Request: Check each line of the listing for the word "Superintendent" and give only the number of lines that have it.

Records to use:

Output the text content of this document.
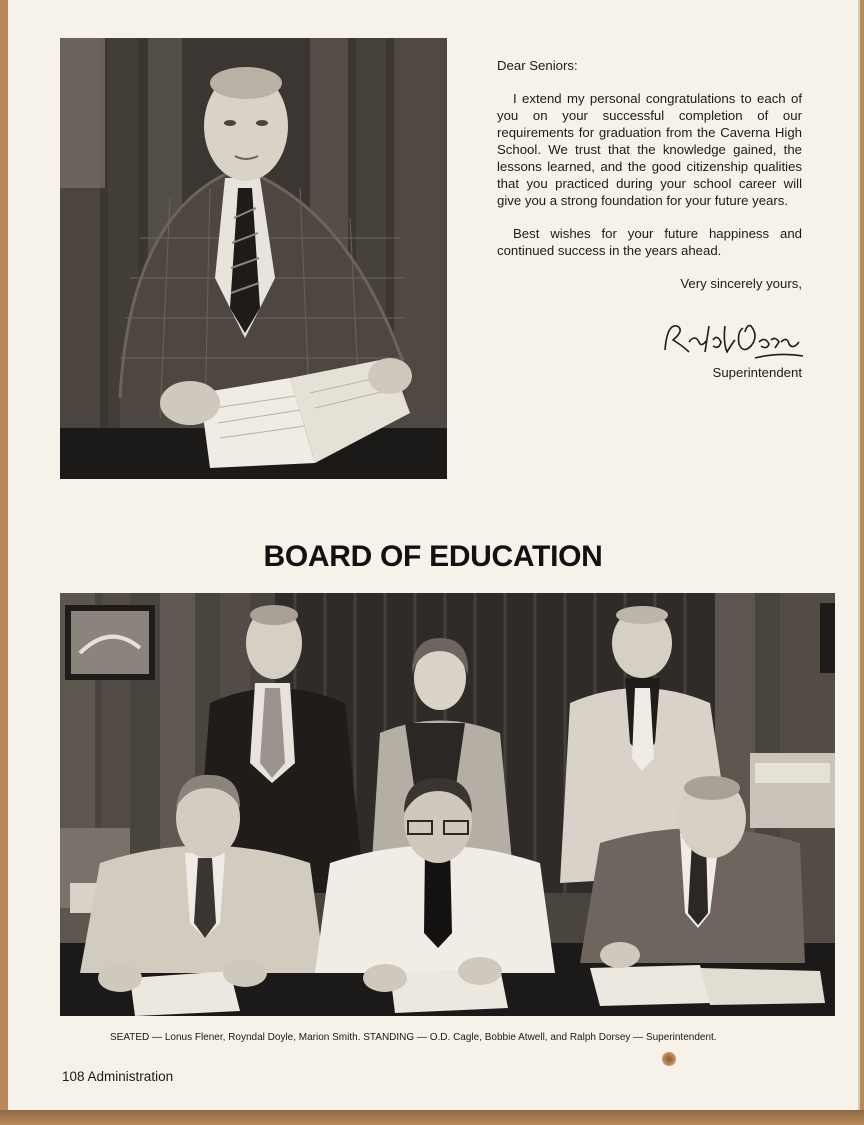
Dear Seniors:

I extend my personal congratulations to each of you on your successful completion of our requirements for graduation from the Caverna High School. We trust that the knowledge gained, the lessons learned, and the good citizenship qualities that you practiced during your school career will give you a strong foundation for your future years.

Best wishes for your future happiness and continued success in the years ahead.

Very sincerely yours,

Superintendent
BOARD OF EDUCATION
SEATED — Lonus Flener, Royndal Doyle, Marion Smith. STANDING — O.D. Cagle, Bobbie Atwell, and Ralph Dorsey — Superintendent.
108 Administration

Completed task: 2